### EXERCISE AIM
Print the data exactly, leaving nothing out.

### SOURCE DATA
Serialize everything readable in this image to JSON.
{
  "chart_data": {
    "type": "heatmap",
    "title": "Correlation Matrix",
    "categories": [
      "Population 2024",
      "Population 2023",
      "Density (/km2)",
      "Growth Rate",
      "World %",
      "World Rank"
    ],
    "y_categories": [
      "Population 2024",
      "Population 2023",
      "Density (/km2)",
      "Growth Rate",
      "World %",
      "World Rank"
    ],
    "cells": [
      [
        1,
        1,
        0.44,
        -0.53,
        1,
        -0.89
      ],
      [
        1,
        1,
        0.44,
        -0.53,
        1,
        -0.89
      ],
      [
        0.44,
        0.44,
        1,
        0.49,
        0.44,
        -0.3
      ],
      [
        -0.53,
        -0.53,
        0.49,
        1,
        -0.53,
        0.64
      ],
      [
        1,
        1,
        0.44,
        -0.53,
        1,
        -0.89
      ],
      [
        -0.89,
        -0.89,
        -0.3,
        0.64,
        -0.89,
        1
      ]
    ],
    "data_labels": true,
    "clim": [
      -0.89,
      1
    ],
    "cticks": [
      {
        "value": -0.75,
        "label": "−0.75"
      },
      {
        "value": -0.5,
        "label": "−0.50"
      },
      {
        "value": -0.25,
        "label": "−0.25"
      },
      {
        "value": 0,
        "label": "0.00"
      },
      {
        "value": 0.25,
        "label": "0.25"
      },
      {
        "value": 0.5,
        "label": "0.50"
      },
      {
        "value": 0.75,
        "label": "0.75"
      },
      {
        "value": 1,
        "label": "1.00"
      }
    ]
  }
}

### RESPONSE TO THE EXERCISE
Serialize everything readable in this image to JSON.
{
  "chart_data": {
    "type": "heatmap",
    "title": "Correlation Matrix",
    "categories": [
      "Population 2024",
      "Population 2023",
      "Density (/km2)",
      "Growth Rate",
      "World %",
      "World Rank"
    ],
    "y_categories": [
      "Population 2024",
      "Population 2023",
      "Density (/km2)",
      "Growth Rate",
      "World %",
      "World Rank"
    ],
    "cells": [
      [
        1,
        1,
        0.44,
        -0.53,
        1,
        -0.89
      ],
      [
        1,
        1,
        0.44,
        -0.53,
        1,
        -0.89
      ],
      [
        0.44,
        0.44,
        1,
        0.49,
        0.44,
        -0.3
      ],
      [
        -0.53,
        -0.53,
        0.49,
        1,
        -0.53,
        0.64
      ],
      [
        1,
        1,
        0.44,
        -0.53,
        1,
        -0.89
      ],
      [
        -0.89,
        -0.89,
        -0.3,
        0.64,
        -0.89,
        1
      ]
    ],
    "data_labels": true,
    "clim": [
      -0.89,
      1
    ],
    "cticks": [
      {
        "value": -0.75,
        "label": "−0.75"
      },
      {
        "value": -0.5,
        "label": "−0.50"
      },
      {
        "value": -0.25,
        "label": "−0.25"
      },
      {
        "value": 0,
        "label": "0.00"
      },
      {
        "value": 0.25,
        "label": "0.25"
      },
      {
        "value": 0.5,
        "label": "0.50"
      },
      {
        "value": 0.75,
        "label": "0.75"
      },
      {
        "value": 1,
        "label": "1.00"
      }
    ]
  }
}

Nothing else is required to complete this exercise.